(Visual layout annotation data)
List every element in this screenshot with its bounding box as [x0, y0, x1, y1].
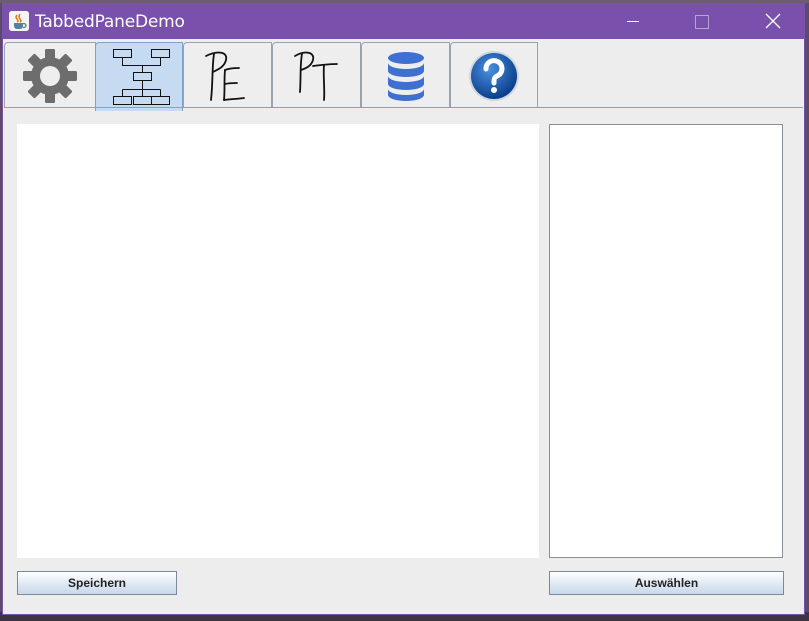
select-button[interactable]: Auswählen — [549, 571, 784, 595]
pt-handwritten-icon — [287, 46, 347, 106]
hierarchy-diagram-icon — [107, 47, 171, 107]
tab-strip — [3, 39, 804, 110]
app-window: TabbedPaneDemo — [2, 3, 805, 615]
minimize-button[interactable] — [609, 4, 655, 39]
save-button[interactable]: Speichern — [17, 571, 177, 595]
pe-handwritten-icon — [198, 46, 258, 106]
help-icon — [467, 49, 521, 103]
gear-icon — [21, 47, 79, 105]
selection-list[interactable] — [549, 124, 783, 558]
main-content-area[interactable] — [17, 124, 539, 558]
maximize-icon — [678, 4, 724, 39]
tab-pe[interactable] — [183, 42, 272, 108]
tab-hierarchy[interactable] — [95, 42, 183, 111]
minimize-icon — [609, 4, 655, 39]
tab-settings[interactable] — [4, 42, 96, 108]
database-icon — [384, 50, 428, 102]
tab-help[interactable] — [450, 42, 538, 108]
window-title: TabbedPaneDemo — [35, 12, 185, 32]
tab-pt[interactable] — [272, 42, 361, 108]
maximize-button[interactable] — [678, 4, 724, 39]
close-icon — [749, 4, 795, 39]
title-bar[interactable]: TabbedPaneDemo — [3, 4, 804, 39]
tab-database[interactable] — [361, 42, 450, 108]
java-app-icon — [9, 11, 29, 31]
close-button[interactable] — [749, 4, 795, 39]
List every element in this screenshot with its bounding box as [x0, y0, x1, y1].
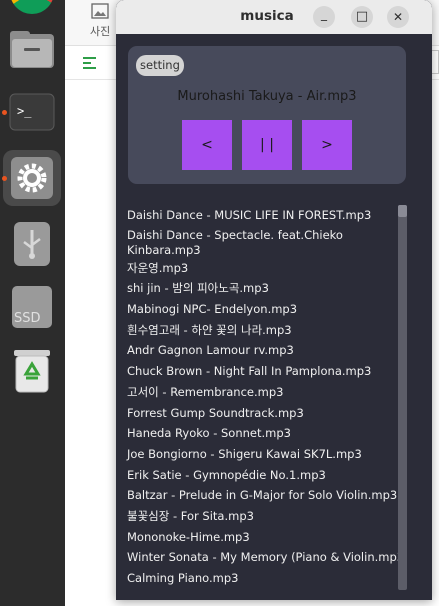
musica-window: musica _ □ ✕ setting Murohashi Takuya - …: [116, 0, 432, 600]
scrollbar-thumb[interactable]: [398, 205, 407, 217]
ssd-drive-icon[interactable]: SSD: [8, 284, 56, 332]
ubuntu-dock: >_ SSD: [0, 0, 65, 606]
playlist-item[interactable]: Calming Piano.mp3: [127, 568, 399, 589]
playlist-item[interactable]: Mabinogi NPC- Endelyon.mp3: [127, 299, 399, 320]
window-titlebar[interactable]: musica _ □ ✕: [116, 0, 432, 34]
files-icon[interactable]: [8, 28, 56, 76]
background-toolbar-label[interactable]: 사진: [90, 23, 110, 39]
minimize-button[interactable]: _: [313, 6, 335, 28]
player-panel: setting Murohashi Takuya - Air.mp3 < | |…: [128, 46, 406, 184]
trash-icon[interactable]: [8, 348, 56, 396]
playlist-item[interactable]: Andr Gagnon Lamour rv.mp3: [127, 340, 399, 361]
playlist-scrollbar[interactable]: [398, 205, 407, 590]
play-pause-button[interactable]: | |: [242, 120, 292, 170]
align-left-icon[interactable]: [83, 57, 96, 69]
playlist: Daishi Dance - MUSIC LIFE IN FOREST.mp3 …: [127, 205, 399, 589]
chrome-icon[interactable]: [10, 0, 54, 14]
playlist-item[interactable]: Daishi Dance - Spectacle. feat.Chieko Ki…: [127, 226, 399, 258]
playlist-item[interactable]: shi jin - 밤의 피아노곡.mp3: [127, 278, 399, 299]
playlist-item[interactable]: 고서이 - Remembrance.mp3: [127, 382, 399, 403]
playlist-item[interactable]: Joe Bongiorno - Shigeru Kawai SK7L.mp3: [127, 444, 399, 465]
playlist-item[interactable]: Erik Satie - Gymnopédie No.1.mp3: [127, 465, 399, 486]
playlist-item[interactable]: Haneda Ryoko - Sonnet.mp3: [127, 423, 399, 444]
background-right-control[interactable]: [431, 50, 439, 74]
playlist-item[interactable]: Baltzar - Prelude in G-Major for Solo Vi…: [127, 485, 399, 506]
next-track-button[interactable]: >: [302, 120, 352, 170]
svg-text:SSD: SSD: [14, 311, 41, 326]
settings-running-indicator: [2, 176, 7, 181]
playlist-item[interactable]: Forrest Gump Soundtrack.mp3: [127, 403, 399, 424]
maximize-button[interactable]: □: [351, 6, 373, 28]
terminal-running-indicator: [2, 110, 7, 115]
terminal-icon[interactable]: >_: [8, 92, 56, 140]
usb-drive-icon[interactable]: [8, 220, 56, 268]
playlist-item[interactable]: 흰수염고래 - 하얀 꽃의 나라.mp3: [127, 320, 399, 341]
playlist-item[interactable]: Daishi Dance - MUSIC LIFE IN FOREST.mp3: [127, 205, 399, 226]
playlist-item[interactable]: Mononoke-Hime.mp3: [127, 527, 399, 548]
playlist-item[interactable]: Winter Sonata - My Memory (Piano & Violi…: [127, 547, 399, 568]
setting-button[interactable]: setting: [136, 55, 184, 76]
settings-gear-icon[interactable]: [8, 154, 56, 202]
playlist-item[interactable]: 불꽃심장 - For Sita.mp3: [127, 506, 399, 527]
svg-text:>_: >_: [17, 104, 32, 118]
playlist-item[interactable]: Chuck Brown - Night Fall In Pamplona.mp3: [127, 361, 399, 382]
previous-track-button[interactable]: <: [182, 120, 232, 170]
playlist-item[interactable]: 자운영.mp3: [127, 258, 399, 279]
close-button[interactable]: ✕: [387, 6, 409, 28]
image-icon[interactable]: [91, 3, 109, 19]
now-playing-label: Murohashi Takuya - Air.mp3: [177, 89, 357, 104]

### What to do
Rewrite the rows from the line containing "select-button[interactable]: Auswählen —" up to and including the line containing "close-icon — [749, 4, 795, 39]" as a JSON list of strings, one string per line, omitting blank lines.

### Exercise result
[
  "select-button[interactable]: Auswählen — [549, 571, 784, 595]",
  "pt-handwritten-icon — [287, 46, 347, 106]",
  "hierarchy-diagram-icon — [107, 47, 171, 107]",
  "tab-strip — [3, 39, 804, 110]",
  "app-window: TabbedPaneDemo — [2, 3, 805, 615]",
  "minimize-button[interactable] — [609, 4, 655, 39]",
  "save-button[interactable]: Speichern — [17, 571, 177, 595]",
  "pe-handwritten-icon — [198, 46, 258, 106]",
  "help-icon — [467, 49, 521, 103]",
  "gear-icon — [21, 47, 79, 105]",
  "selection-list[interactable] — [549, 124, 783, 558]",
  "main-content-area[interactable] — [17, 124, 539, 558]",
  "maximize-icon — [678, 4, 724, 39]",
  "tab-pe[interactable] — [183, 42, 272, 108]",
  "tab-hierarchy[interactable] — [95, 42, 183, 111]",
  "minimize-icon — [609, 4, 655, 39]",
  "tab-settings[interactable] — [4, 42, 96, 108]",
  "database-icon — [384, 50, 428, 102]",
  "tab-help[interactable] — [450, 42, 538, 108]",
  "window-title: TabbedPaneDemo — [35, 12, 185, 32]",
  "tab-pt[interactable] — [272, 42, 361, 108]",
  "maximize-button[interactable] — [678, 4, 724, 39]",
  "close-icon — [749, 4, 795, 39]"
]